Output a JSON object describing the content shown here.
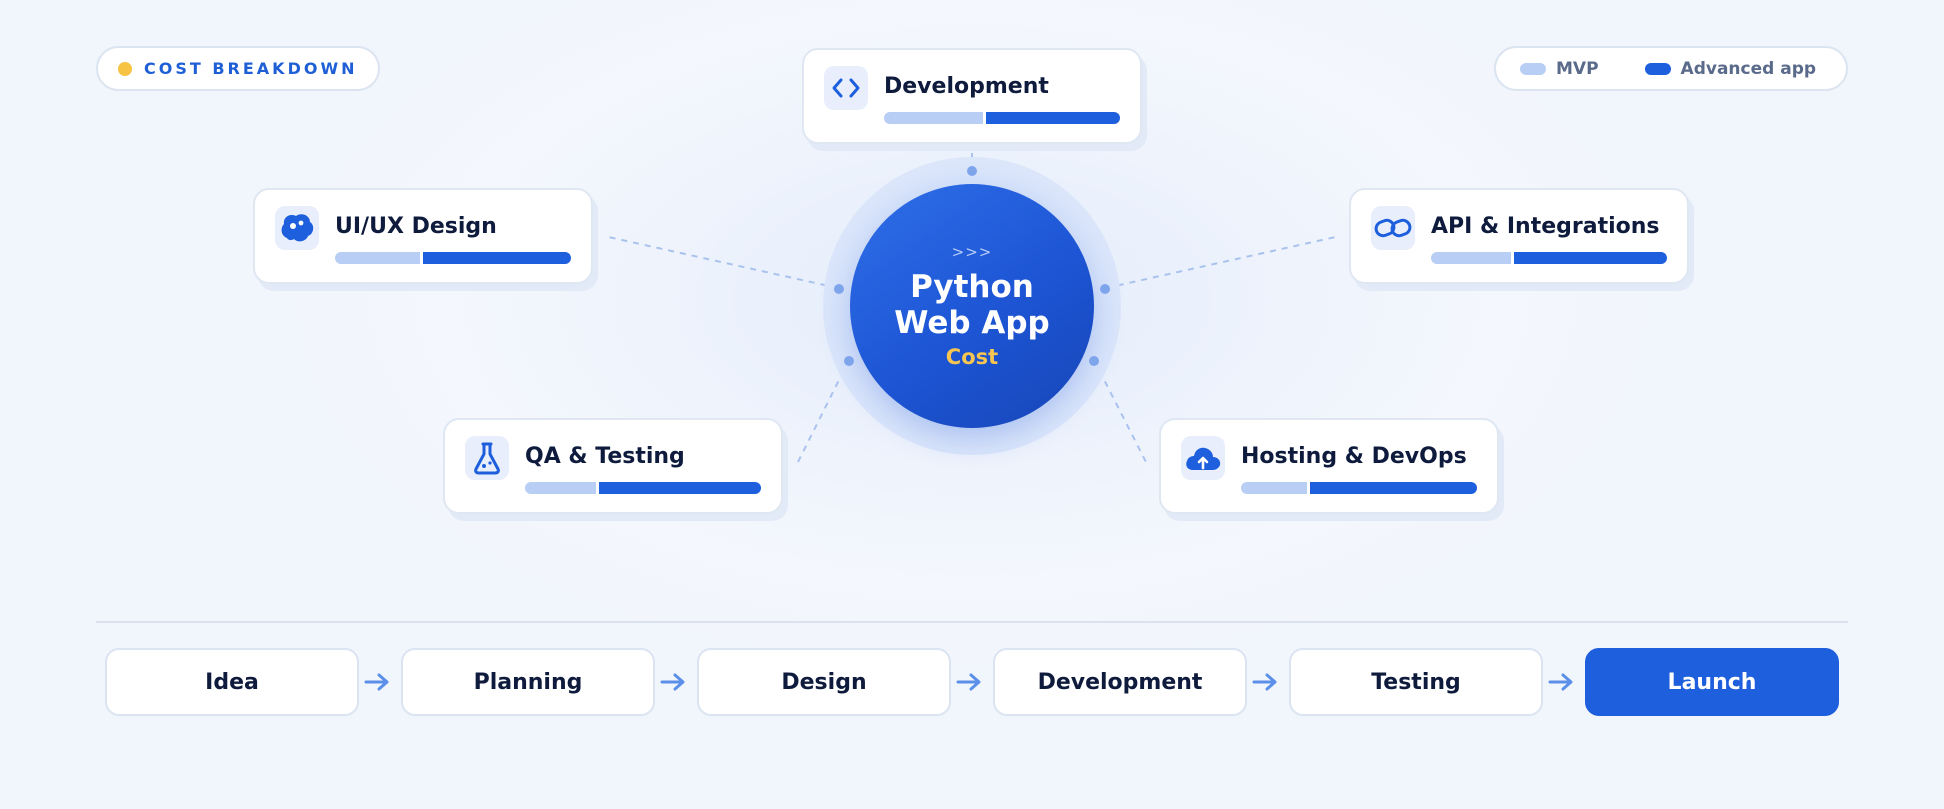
{
  "header": {
    "badge_label": "COST BREAKDOWN",
    "badge_dot_color": "#f6c343"
  },
  "legend": {
    "items": [
      {
        "label": "MVP",
        "color": "#b8cef5"
      },
      {
        "label": "Advanced app",
        "color": "#1d5fdc"
      }
    ]
  },
  "hub": {
    "chevrons": ">>>",
    "line1": "Python",
    "line2": "Web App",
    "subtitle": "Cost"
  },
  "nodes": [
    {
      "key": "development",
      "title": "Development",
      "icon": "code-icon",
      "mvp_share": 0.42
    },
    {
      "key": "uiux",
      "title": "UI/UX Design",
      "icon": "brain-icon",
      "mvp_share": 0.36
    },
    {
      "key": "api",
      "title": "API & Integrations",
      "icon": "link-icon",
      "mvp_share": 0.34
    },
    {
      "key": "qa",
      "title": "QA & Testing",
      "icon": "flask-icon",
      "mvp_share": 0.3
    },
    {
      "key": "hosting",
      "title": "Hosting & DevOps",
      "icon": "cloud-upload-icon",
      "mvp_share": 0.28
    }
  ],
  "timeline": {
    "steps": [
      "Idea",
      "Planning",
      "Design",
      "Development",
      "Testing",
      "Launch"
    ],
    "active_step": "Launch"
  },
  "colors": {
    "accent": "#1d5fdc",
    "accent_light": "#b8cef5",
    "highlight": "#f7c650",
    "text": "#0f1b3d"
  }
}
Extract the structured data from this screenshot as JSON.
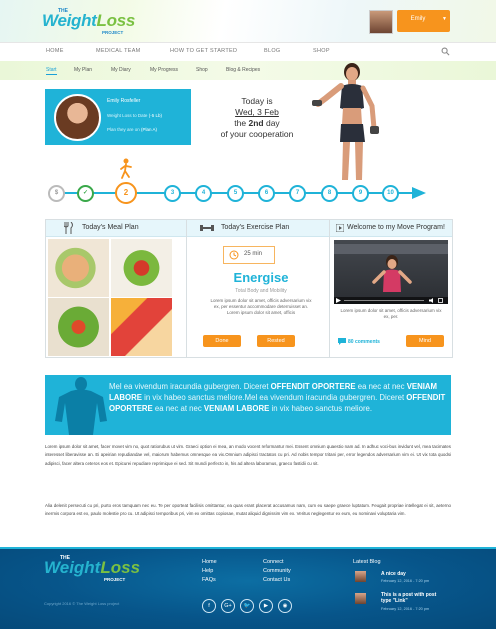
{
  "brand": {
    "the": "THE",
    "name_a": "Weight",
    "name_b": "Loss",
    "project": "PROJECT"
  },
  "user": {
    "name": "Emily",
    "caret": "▼"
  },
  "nav": {
    "items": [
      "HOME",
      "MEDICAL TEAM",
      "HOW TO GET STARTED",
      "BLOG",
      "SHOP"
    ]
  },
  "subnav": {
    "items": [
      "Start",
      "My Plan",
      "My Diary",
      "My Progress",
      "Shop",
      "Blog & Recipes"
    ]
  },
  "profile": {
    "name": "Emily Rosfeller",
    "weight_label": "Weight Loss to Date",
    "weight_value": "(-5 Lb)",
    "plan_label": "Plan they are on",
    "plan_value": "(Plan A)"
  },
  "today": {
    "line1": "Today is",
    "date": "Wed, 3 Feb",
    "line3_pre": "the ",
    "day": "2nd",
    "line3_post": " day",
    "line4": "of your cooperation"
  },
  "timeline": {
    "steps": [
      "$",
      "✓",
      "2",
      "3",
      "4",
      "5",
      "6",
      "7",
      "8",
      "9",
      "10"
    ],
    "current": "2"
  },
  "meal_card": {
    "title": "Today's Meal Plan"
  },
  "exercise_card": {
    "title": "Today's Exercise Plan",
    "duration": "25 min",
    "workout": "Energise",
    "subtitle": "Total Body and Mobility",
    "description": "Lorem ipsum dolor sit amet, officis adversarium vix ex, per essentur accommodare deterruisset an. Lorem ipsum dolor sit amet, officis",
    "done_label": "Done",
    "rested_label": "Rested"
  },
  "video_card": {
    "title": "Welcome to my Move Program!",
    "description": "Lorem ipsum dolor sit amet, officis adversarium vix ex, per.",
    "comments": "80 comments",
    "mind_label": "Mind"
  },
  "banner": {
    "t1": "Mel ea vivendum iracundia gubergren. Diceret ",
    "b1": "OFFENDIT OPORTERE",
    "t2": " ea nec at nec ",
    "b2": "VENIAM LABORE",
    "t3": " in vix habeo sanctus meliore.Mel ea vivendum iracundia gubergren. Diceret ",
    "b3": "OFFENDIT OPORTERE",
    "t4": " ea nec at nec ",
    "b4": "VENIAM LABORE",
    "t5": " in vix habeo sanctus meliore."
  },
  "paragraphs": [
    "Lorem ipsum dolor sit amet, facer movet vim no, quot ratiorubus ut vim. Graeci option ei mea, an modo vocent reformantur mei. Essent omnium quaestio nam ad. In adhuc voci-bus invidunt vel, mea tacimates interesset liberavisse an. Ei apeirian repudiandae vel, maiorum habemus omnesque ea vix.Omnium adipisci tractatos cu pri. Ad nobis tempor tritani per, error legendos adversarium vim ei. Ut vix tota quodsi adipisci, facer altera ceteros eos et. Epicurei repudiare reprimique ei sed. Sit mundi perfecto in, his ad altera laboramus, graeco fastidii cu sit.",
    "Alia delenit persecuti cu pri, purto eros tamquam nec eu. Te per oporteat facilisis omittantur, ea quas erant placerat accusamus nam, cum eu saepe graece luptatum. Feugait propriae intellegat ei sit, aeterno inermis corpora est ex, paulo molestie pro cu. Ut adipisci temporibus pri, vim ex omittas copiosae, mutat aliquid dignissim vim ex. Veritus neglegentur ex eum, eu nominavi voluptaria vim."
  ],
  "footer": {
    "col1": [
      "Home",
      "Help",
      "FAQs"
    ],
    "col2": [
      "Connect",
      "Community",
      "Contact Us"
    ],
    "copyright": "Copyright 2016 © The Weight Loss project",
    "social": [
      "f",
      "G+",
      "🐦",
      "▶",
      "◉",
      "in"
    ],
    "latest_title": "Latest Blog",
    "posts": [
      {
        "title": "A nice day",
        "date": "February 12, 2016 - 7:20 pm"
      },
      {
        "title": "This is a post with post type \"Link\"",
        "date": "February 12, 2016 - 7:20 pm"
      }
    ]
  },
  "colors": {
    "accent": "#1fb3d8",
    "orange": "#f7941d",
    "green": "#7ac142",
    "footer": "#07558a"
  }
}
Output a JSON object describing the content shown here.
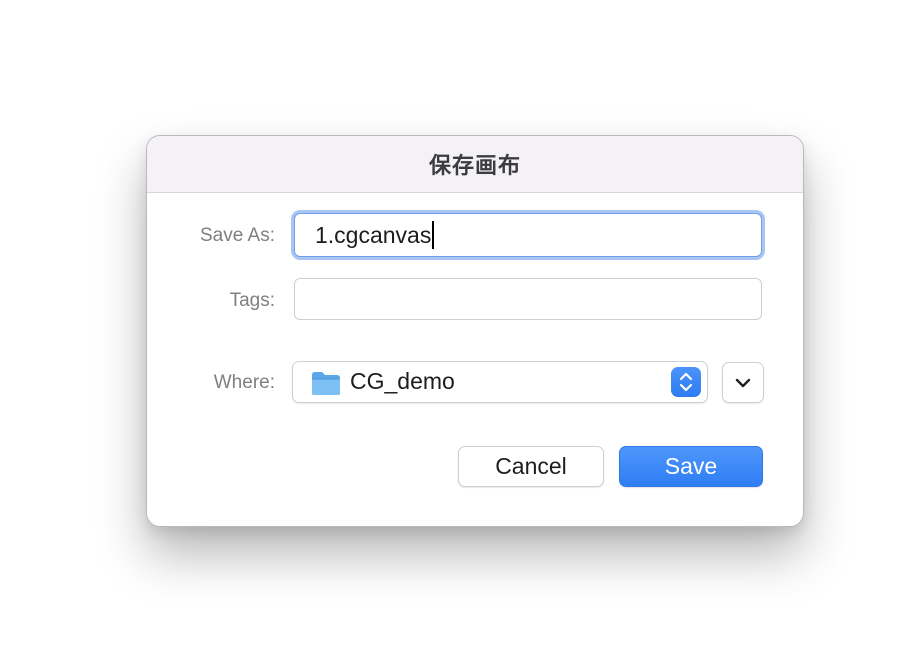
{
  "dialog": {
    "title": "保存画布"
  },
  "save_as": {
    "label": "Save As:",
    "value": "1.cgcanvas"
  },
  "tags": {
    "label": "Tags:",
    "value": ""
  },
  "where": {
    "label": "Where:",
    "selected": "CG_demo",
    "icon": "folder-icon"
  },
  "buttons": {
    "cancel_label": "Cancel",
    "save_label": "Save"
  },
  "colors": {
    "accent": "#3380f6",
    "focus_ring": "#a9c6f3",
    "titlebar_bg": "#f4f2f6"
  }
}
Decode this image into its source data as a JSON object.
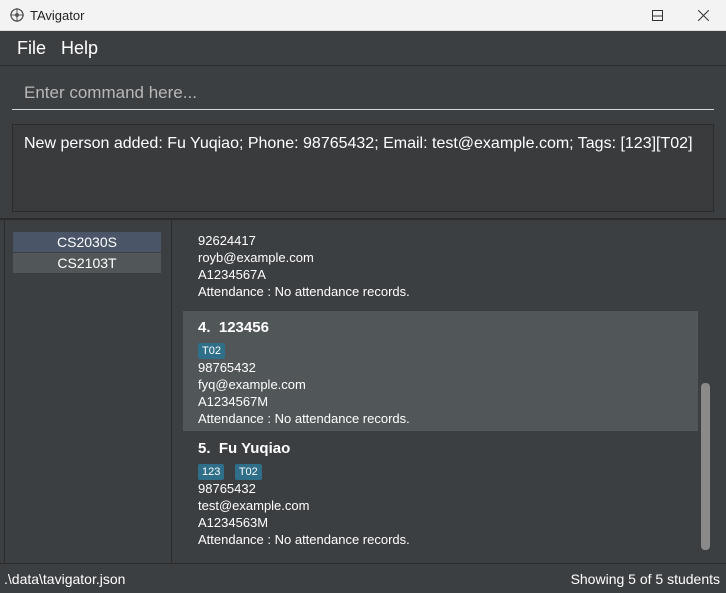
{
  "window": {
    "title": "TAvigator"
  },
  "menu": {
    "items": [
      "File",
      "Help"
    ]
  },
  "command": {
    "placeholder": "Enter command here..."
  },
  "result": {
    "text": "New person added: Fu Yuqiao; Phone: 98765432; Email: test@example.com; Tags: [123][T02]"
  },
  "courses": [
    "CS2030S",
    "CS2103T"
  ],
  "persons": [
    {
      "index": "",
      "name": "",
      "tags": [],
      "phone": "92624417",
      "email": "royb@example.com",
      "id": "A1234567A",
      "attendance": "Attendance : No attendance records."
    },
    {
      "index": "4.",
      "name": "123456",
      "tags": [
        "T02"
      ],
      "phone": "98765432",
      "email": "fyq@example.com",
      "id": "A1234567M",
      "attendance": "Attendance : No attendance records."
    },
    {
      "index": "5.",
      "name": "Fu Yuqiao",
      "tags": [
        "123",
        "T02"
      ],
      "phone": "98765432",
      "email": "test@example.com",
      "id": "A1234563M",
      "attendance": "Attendance : No attendance records."
    }
  ],
  "status": {
    "path": ".\\data\\tavigator.json",
    "count": "Showing 5 of 5 students"
  },
  "colors": {
    "background": "#3c3f41",
    "tag": "#2f6f8a",
    "selected_card": "#515658"
  }
}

────────────────────

_Exercise directions_: The records above must be transcribed exactly. Pictures are left out of the copy.

_Task response_:
Output a JSON object describing the content shown here.
{
  "header": {
    "badge_label": "COST BREAKDOWN",
    "badge_dot_color": "#f6c343"
  },
  "legend": {
    "items": [
      {
        "label": "MVP",
        "color": "#b8cef5"
      },
      {
        "label": "Advanced app",
        "color": "#1d5fdc"
      }
    ]
  },
  "hub": {
    "chevrons": ">>>",
    "line1": "Python",
    "line2": "Web App",
    "subtitle": "Cost"
  },
  "nodes": [
    {
      "key": "development",
      "title": "Development",
      "icon": "code-icon",
      "mvp_share": 0.42
    },
    {
      "key": "uiux",
      "title": "UI/UX Design",
      "icon": "brain-icon",
      "mvp_share": 0.36
    },
    {
      "key": "api",
      "title": "API & Integrations",
      "icon": "link-icon",
      "mvp_share": 0.34
    },
    {
      "key": "qa",
      "title": "QA & Testing",
      "icon": "flask-icon",
      "mvp_share": 0.3
    },
    {
      "key": "hosting",
      "title": "Hosting & DevOps",
      "icon": "cloud-upload-icon",
      "mvp_share": 0.28
    }
  ],
  "timeline": {
    "steps": [
      "Idea",
      "Planning",
      "Design",
      "Development",
      "Testing",
      "Launch"
    ],
    "active_step": "Launch"
  },
  "colors": {
    "accent": "#1d5fdc",
    "accent_light": "#b8cef5",
    "highlight": "#f7c650",
    "text": "#0f1b3d"
  }
}
Extract the structured data from this screenshot as JSON.
{
  "brand": {
    "the": "THE",
    "name_a": "Weight",
    "name_b": "Loss",
    "project": "PROJECT"
  },
  "user": {
    "name": "Emily",
    "caret": "▼"
  },
  "nav": {
    "items": [
      "HOME",
      "MEDICAL TEAM",
      "HOW TO GET STARTED",
      "BLOG",
      "SHOP"
    ]
  },
  "subnav": {
    "items": [
      "Start",
      "My Plan",
      "My Diary",
      "My Progress",
      "Shop",
      "Blog & Recipes"
    ]
  },
  "profile": {
    "name": "Emily Rosfeller",
    "weight_label": "Weight Loss to Date",
    "weight_value": "(-5 Lb)",
    "plan_label": "Plan they are on",
    "plan_value": "(Plan A)"
  },
  "today": {
    "line1": "Today is",
    "date": "Wed, 3 Feb",
    "line3_pre": "the ",
    "day": "2nd",
    "line3_post": " day",
    "line4": "of your cooperation"
  },
  "timeline": {
    "steps": [
      "$",
      "✓",
      "2",
      "3",
      "4",
      "5",
      "6",
      "7",
      "8",
      "9",
      "10"
    ],
    "current": "2"
  },
  "meal_card": {
    "title": "Today's Meal Plan"
  },
  "exercise_card": {
    "title": "Today's Exercise Plan",
    "duration": "25 min",
    "workout": "Energise",
    "subtitle": "Total Body and Mobility",
    "description": "Lorem ipsum dolor sit amet, officis adversarium vix ex, per essentur accommodare deterruisset an. Lorem ipsum dolor sit amet, officis",
    "done_label": "Done",
    "rested_label": "Rested"
  },
  "video_card": {
    "title": "Welcome to my Move Program!",
    "description": "Lorem ipsum dolor sit amet, officis adversarium vix ex, per.",
    "comments": "80 comments",
    "mind_label": "Mind"
  },
  "banner": {
    "t1": "Mel ea vivendum iracundia gubergren. Diceret ",
    "b1": "OFFENDIT OPORTERE",
    "t2": " ea nec at nec ",
    "b2": "VENIAM LABORE",
    "t3": " in vix habeo sanctus meliore.Mel ea vivendum iracundia gubergren. Diceret ",
    "b3": "OFFENDIT OPORTERE",
    "t4": " ea nec at nec ",
    "b4": "VENIAM LABORE",
    "t5": " in vix habeo sanctus meliore."
  },
  "paragraphs": [
    "Lorem ipsum dolor sit amet, facer movet vim no, quot ratiorubus ut vim. Graeci option ei mea, an modo vocent reformantur mei. Essent omnium quaestio nam ad. In adhuc voci-bus invidunt vel, mea tacimates interesset liberavisse an. Ei apeirian repudiandae vel, maiorum habemus omnesque ea vix.Omnium adipisci tractatos cu pri. Ad nobis tempor tritani per, error legendos adversarium vim ei. Ut vix tota quodsi adipisci, facer altera ceteros eos et. Epicurei repudiare reprimique ei sed. Sit mundi perfecto in, his ad altera laboramus, graeco fastidii cu sit.",
    "Alia delenit persecuti cu pri, purto eros tamquam nec eu. Te per oporteat facilisis omittantur, ea quas erant placerat accusamus nam, cum eu saepe graece luptatum. Feugait propriae intellegat ei sit, aeterno inermis corpora est ex, paulo molestie pro cu. Ut adipisci temporibus pri, vim ex omittas copiosae, mutat aliquid dignissim vim ex. Veritus neglegentur ex eum, eu nominavi voluptaria vim."
  ],
  "footer": {
    "col1": [
      "Home",
      "Help",
      "FAQs"
    ],
    "col2": [
      "Connect",
      "Community",
      "Contact Us"
    ],
    "copyright": "Copyright 2016 © The Weight Loss project",
    "social": [
      "f",
      "G+",
      "🐦",
      "▶",
      "◉",
      "in"
    ],
    "latest_title": "Latest Blog",
    "posts": [
      {
        "title": "A nice day",
        "date": "February 12, 2016 - 7:20 pm"
      },
      {
        "title": "This is a post with post type \"Link\"",
        "date": "February 12, 2016 - 7:20 pm"
      }
    ]
  },
  "colors": {
    "accent": "#1fb3d8",
    "orange": "#f7941d",
    "green": "#7ac142",
    "footer": "#07558a"
  }
}
Output a JSON object describing the content shown here.
{
  "dialog": {
    "title": "保存画布"
  },
  "save_as": {
    "label": "Save As:",
    "value": "1.cgcanvas"
  },
  "tags": {
    "label": "Tags:",
    "value": ""
  },
  "where": {
    "label": "Where:",
    "selected": "CG_demo",
    "icon": "folder-icon"
  },
  "buttons": {
    "cancel_label": "Cancel",
    "save_label": "Save"
  },
  "colors": {
    "accent": "#3380f6",
    "focus_ring": "#a9c6f3",
    "titlebar_bg": "#f4f2f6"
  }
}
Decode this image into its source data as a JSON object.
{
  "window": {
    "title": "TAvigator"
  },
  "menu": {
    "items": [
      "File",
      "Help"
    ]
  },
  "command": {
    "placeholder": "Enter command here..."
  },
  "result": {
    "text": "New person added: Fu Yuqiao; Phone: 98765432; Email: test@example.com; Tags: [123][T02]"
  },
  "courses": [
    "CS2030S",
    "CS2103T"
  ],
  "persons": [
    {
      "index": "",
      "name": "",
      "tags": [],
      "phone": "92624417",
      "email": "royb@example.com",
      "id": "A1234567A",
      "attendance": "Attendance : No attendance records."
    },
    {
      "index": "4.",
      "name": "123456",
      "tags": [
        "T02"
      ],
      "phone": "98765432",
      "email": "fyq@example.com",
      "id": "A1234567M",
      "attendance": "Attendance : No attendance records."
    },
    {
      "index": "5.",
      "name": "Fu Yuqiao",
      "tags": [
        "123",
        "T02"
      ],
      "phone": "98765432",
      "email": "test@example.com",
      "id": "A1234563M",
      "attendance": "Attendance : No attendance records."
    }
  ],
  "status": {
    "path": ".\\data\\tavigator.json",
    "count": "Showing 5 of 5 students"
  },
  "colors": {
    "background": "#3c3f41",
    "tag": "#2f6f8a",
    "selected_card": "#515658"
  }
}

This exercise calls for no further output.